Edit the entries below by replacing "state-label" with "state-tag" wherever it occurs, leaving everything else unchanged.

= = = =

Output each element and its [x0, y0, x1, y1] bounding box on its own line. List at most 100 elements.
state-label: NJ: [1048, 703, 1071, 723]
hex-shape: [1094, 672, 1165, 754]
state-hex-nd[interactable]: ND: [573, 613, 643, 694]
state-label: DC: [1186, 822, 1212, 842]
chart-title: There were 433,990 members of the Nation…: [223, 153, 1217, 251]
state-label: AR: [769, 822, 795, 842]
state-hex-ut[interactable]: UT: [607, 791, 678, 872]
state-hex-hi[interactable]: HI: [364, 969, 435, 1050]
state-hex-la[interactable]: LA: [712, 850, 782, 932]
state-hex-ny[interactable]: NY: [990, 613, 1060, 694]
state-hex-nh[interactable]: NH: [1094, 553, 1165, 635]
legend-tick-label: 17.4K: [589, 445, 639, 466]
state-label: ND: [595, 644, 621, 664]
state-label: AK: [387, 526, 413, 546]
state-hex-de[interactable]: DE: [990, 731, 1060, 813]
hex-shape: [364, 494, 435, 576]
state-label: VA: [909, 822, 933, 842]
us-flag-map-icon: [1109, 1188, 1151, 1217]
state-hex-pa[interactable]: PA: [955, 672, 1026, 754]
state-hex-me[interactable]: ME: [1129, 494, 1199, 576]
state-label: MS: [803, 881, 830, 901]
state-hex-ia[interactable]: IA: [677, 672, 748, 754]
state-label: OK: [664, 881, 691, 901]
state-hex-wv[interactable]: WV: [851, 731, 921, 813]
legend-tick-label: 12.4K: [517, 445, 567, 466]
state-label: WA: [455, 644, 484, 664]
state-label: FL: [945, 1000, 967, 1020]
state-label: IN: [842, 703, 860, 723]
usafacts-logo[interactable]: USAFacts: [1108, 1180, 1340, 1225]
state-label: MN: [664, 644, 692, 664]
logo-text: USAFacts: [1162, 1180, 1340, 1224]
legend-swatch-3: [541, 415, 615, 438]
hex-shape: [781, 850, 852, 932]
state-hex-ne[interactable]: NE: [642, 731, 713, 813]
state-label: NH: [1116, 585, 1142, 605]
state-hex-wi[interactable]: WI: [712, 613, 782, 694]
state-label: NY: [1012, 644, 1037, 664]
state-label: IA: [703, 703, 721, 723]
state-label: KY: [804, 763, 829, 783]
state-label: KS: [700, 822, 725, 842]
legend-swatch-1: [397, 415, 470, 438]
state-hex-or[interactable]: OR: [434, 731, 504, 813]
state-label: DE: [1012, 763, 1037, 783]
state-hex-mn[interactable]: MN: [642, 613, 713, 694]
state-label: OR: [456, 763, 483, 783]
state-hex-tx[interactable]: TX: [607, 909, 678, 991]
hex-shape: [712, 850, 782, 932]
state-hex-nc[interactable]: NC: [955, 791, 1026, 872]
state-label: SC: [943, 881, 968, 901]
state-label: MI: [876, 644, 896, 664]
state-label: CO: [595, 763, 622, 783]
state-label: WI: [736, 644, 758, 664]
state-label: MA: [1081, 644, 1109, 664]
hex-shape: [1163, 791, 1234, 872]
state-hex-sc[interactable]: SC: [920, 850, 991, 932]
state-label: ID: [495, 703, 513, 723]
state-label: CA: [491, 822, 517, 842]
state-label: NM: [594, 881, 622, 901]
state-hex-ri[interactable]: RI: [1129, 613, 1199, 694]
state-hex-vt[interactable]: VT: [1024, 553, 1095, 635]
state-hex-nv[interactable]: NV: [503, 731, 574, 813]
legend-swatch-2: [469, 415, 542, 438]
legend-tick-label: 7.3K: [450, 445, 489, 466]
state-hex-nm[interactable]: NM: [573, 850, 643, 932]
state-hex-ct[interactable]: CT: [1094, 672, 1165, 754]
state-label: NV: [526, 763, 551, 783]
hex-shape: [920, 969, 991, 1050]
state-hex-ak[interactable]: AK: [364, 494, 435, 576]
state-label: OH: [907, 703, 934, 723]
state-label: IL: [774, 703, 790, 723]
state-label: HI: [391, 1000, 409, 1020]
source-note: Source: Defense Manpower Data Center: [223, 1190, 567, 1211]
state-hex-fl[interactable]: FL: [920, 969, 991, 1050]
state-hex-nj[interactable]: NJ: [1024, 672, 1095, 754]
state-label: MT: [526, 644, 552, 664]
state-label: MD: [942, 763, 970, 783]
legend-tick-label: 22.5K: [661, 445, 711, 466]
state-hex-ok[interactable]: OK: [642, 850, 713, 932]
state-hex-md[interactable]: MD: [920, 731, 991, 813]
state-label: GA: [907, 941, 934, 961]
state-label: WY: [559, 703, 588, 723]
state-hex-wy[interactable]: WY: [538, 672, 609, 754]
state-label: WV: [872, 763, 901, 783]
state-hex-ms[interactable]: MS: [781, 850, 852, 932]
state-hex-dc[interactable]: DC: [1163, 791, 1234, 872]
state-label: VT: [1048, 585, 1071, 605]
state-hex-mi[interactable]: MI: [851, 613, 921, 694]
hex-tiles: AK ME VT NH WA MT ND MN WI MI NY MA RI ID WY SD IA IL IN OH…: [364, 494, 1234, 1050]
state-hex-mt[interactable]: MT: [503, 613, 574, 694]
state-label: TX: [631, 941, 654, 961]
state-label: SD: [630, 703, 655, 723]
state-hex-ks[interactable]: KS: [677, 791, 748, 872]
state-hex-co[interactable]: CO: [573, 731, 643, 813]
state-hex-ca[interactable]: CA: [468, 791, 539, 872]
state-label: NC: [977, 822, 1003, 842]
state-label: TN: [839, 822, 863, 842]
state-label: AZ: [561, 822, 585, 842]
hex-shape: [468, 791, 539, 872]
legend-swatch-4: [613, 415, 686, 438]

= = = =

• _Response to this task_:
Output each element and its [x0, y0, x1, y1] bounding box on its own line. List at most 100 elements.
state-tag: NJ: [1048, 703, 1071, 723]
hex-shape: [1094, 672, 1165, 754]
state-hex-nd[interactable]: ND: [573, 613, 643, 694]
state-tag: DC: [1186, 822, 1212, 842]
chart-title: There were 433,990 members of the Nation…: [223, 153, 1217, 251]
state-tag: AR: [769, 822, 795, 842]
state-hex-ut[interactable]: UT: [607, 791, 678, 872]
state-hex-hi[interactable]: HI: [364, 969, 435, 1050]
state-hex-la[interactable]: LA: [712, 850, 782, 932]
state-hex-ny[interactable]: NY: [990, 613, 1060, 694]
state-hex-nh[interactable]: NH: [1094, 553, 1165, 635]
legend-tick-label: 17.4K: [589, 445, 639, 466]
state-tag: ND: [595, 644, 621, 664]
state-tag: AK: [387, 526, 413, 546]
state-hex-de[interactable]: DE: [990, 731, 1060, 813]
hex-shape: [364, 494, 435, 576]
state-tag: VA: [909, 822, 933, 842]
us-flag-map-icon: [1109, 1188, 1151, 1217]
state-hex-pa[interactable]: PA: [955, 672, 1026, 754]
state-hex-me[interactable]: ME: [1129, 494, 1199, 576]
state-tag: MS: [803, 881, 830, 901]
state-hex-ia[interactable]: IA: [677, 672, 748, 754]
state-tag: OK: [664, 881, 691, 901]
state-hex-wv[interactable]: WV: [851, 731, 921, 813]
legend-tick-label: 12.4K: [517, 445, 567, 466]
state-tag: WA: [455, 644, 484, 664]
state-tag: FL: [945, 1000, 967, 1020]
state-tag: IN: [842, 703, 860, 723]
usafacts-logo[interactable]: USAFacts: [1108, 1180, 1340, 1225]
state-tag: MN: [664, 644, 692, 664]
logo-text: USAFacts: [1162, 1180, 1340, 1224]
legend-swatch-3: [541, 415, 615, 438]
hex-shape: [781, 850, 852, 932]
state-hex-ne[interactable]: NE: [642, 731, 713, 813]
state-tag: NH: [1116, 585, 1142, 605]
state-hex-wi[interactable]: WI: [712, 613, 782, 694]
state-tag: NY: [1012, 644, 1037, 664]
state-tag: IA: [703, 703, 721, 723]
state-tag: KY: [804, 763, 829, 783]
state-tag: KS: [700, 822, 725, 842]
legend-swatch-1: [397, 415, 470, 438]
state-hex-or[interactable]: OR: [434, 731, 504, 813]
state-tag: DE: [1012, 763, 1037, 783]
state-hex-mn[interactable]: MN: [642, 613, 713, 694]
state-tag: OR: [456, 763, 483, 783]
state-hex-tx[interactable]: TX: [607, 909, 678, 991]
hex-shape: [712, 850, 782, 932]
state-hex-nc[interactable]: NC: [955, 791, 1026, 872]
state-tag: SC: [943, 881, 968, 901]
state-tag: MI: [876, 644, 896, 664]
state-tag: CO: [595, 763, 622, 783]
state-tag: WI: [736, 644, 758, 664]
state-tag: MA: [1081, 644, 1109, 664]
hex-shape: [1163, 791, 1234, 872]
state-hex-sc[interactable]: SC: [920, 850, 991, 932]
state-tag: ID: [495, 703, 513, 723]
state-tag: CA: [491, 822, 517, 842]
state-tag: NM: [594, 881, 622, 901]
state-hex-ri[interactable]: RI: [1129, 613, 1199, 694]
state-hex-vt[interactable]: VT: [1024, 553, 1095, 635]
state-hex-nv[interactable]: NV: [503, 731, 574, 813]
legend-swatch-2: [469, 415, 542, 438]
legend-tick-label: 7.3K: [450, 445, 489, 466]
state-hex-nm[interactable]: NM: [573, 850, 643, 932]
state-hex-ct[interactable]: CT: [1094, 672, 1165, 754]
state-tag: NV: [526, 763, 551, 783]
hex-shape: [920, 969, 991, 1050]
state-hex-ak[interactable]: AK: [364, 494, 435, 576]
state-tag: OH: [907, 703, 934, 723]
state-tag: IL: [774, 703, 790, 723]
state-tag: HI: [391, 1000, 409, 1020]
source-note: Source: Defense Manpower Data Center: [223, 1190, 567, 1211]
state-hex-fl[interactable]: FL: [920, 969, 991, 1050]
state-hex-nj[interactable]: NJ: [1024, 672, 1095, 754]
state-tag: MT: [526, 644, 552, 664]
state-tag: MD: [942, 763, 970, 783]
legend-tick-label: 22.5K: [661, 445, 711, 466]
state-hex-ok[interactable]: OK: [642, 850, 713, 932]
state-hex-md[interactable]: MD: [920, 731, 991, 813]
state-tag: GA: [907, 941, 934, 961]
state-tag: WY: [559, 703, 588, 723]
state-hex-wy[interactable]: WY: [538, 672, 609, 754]
state-tag: WV: [872, 763, 901, 783]
state-hex-ms[interactable]: MS: [781, 850, 852, 932]
state-hex-dc[interactable]: DC: [1163, 791, 1234, 872]
state-tag: VT: [1048, 585, 1071, 605]
state-hex-mi[interactable]: MI: [851, 613, 921, 694]
hex-tiles: AK ME VT NH WA MT ND MN WI MI NY MA RI ID WY SD IA IL IN OH…: [364, 494, 1234, 1050]
state-hex-mt[interactable]: MT: [503, 613, 574, 694]
state-tag: TX: [631, 941, 654, 961]
state-tag: SD: [630, 703, 655, 723]
state-hex-ks[interactable]: KS: [677, 791, 748, 872]
state-hex-co[interactable]: CO: [573, 731, 643, 813]
state-hex-ca[interactable]: CA: [468, 791, 539, 872]
state-tag: NC: [977, 822, 1003, 842]
state-tag: TN: [839, 822, 863, 842]
state-tag: AZ: [561, 822, 585, 842]
hex-shape: [468, 791, 539, 872]
legend-swatch-4: [613, 415, 686, 438]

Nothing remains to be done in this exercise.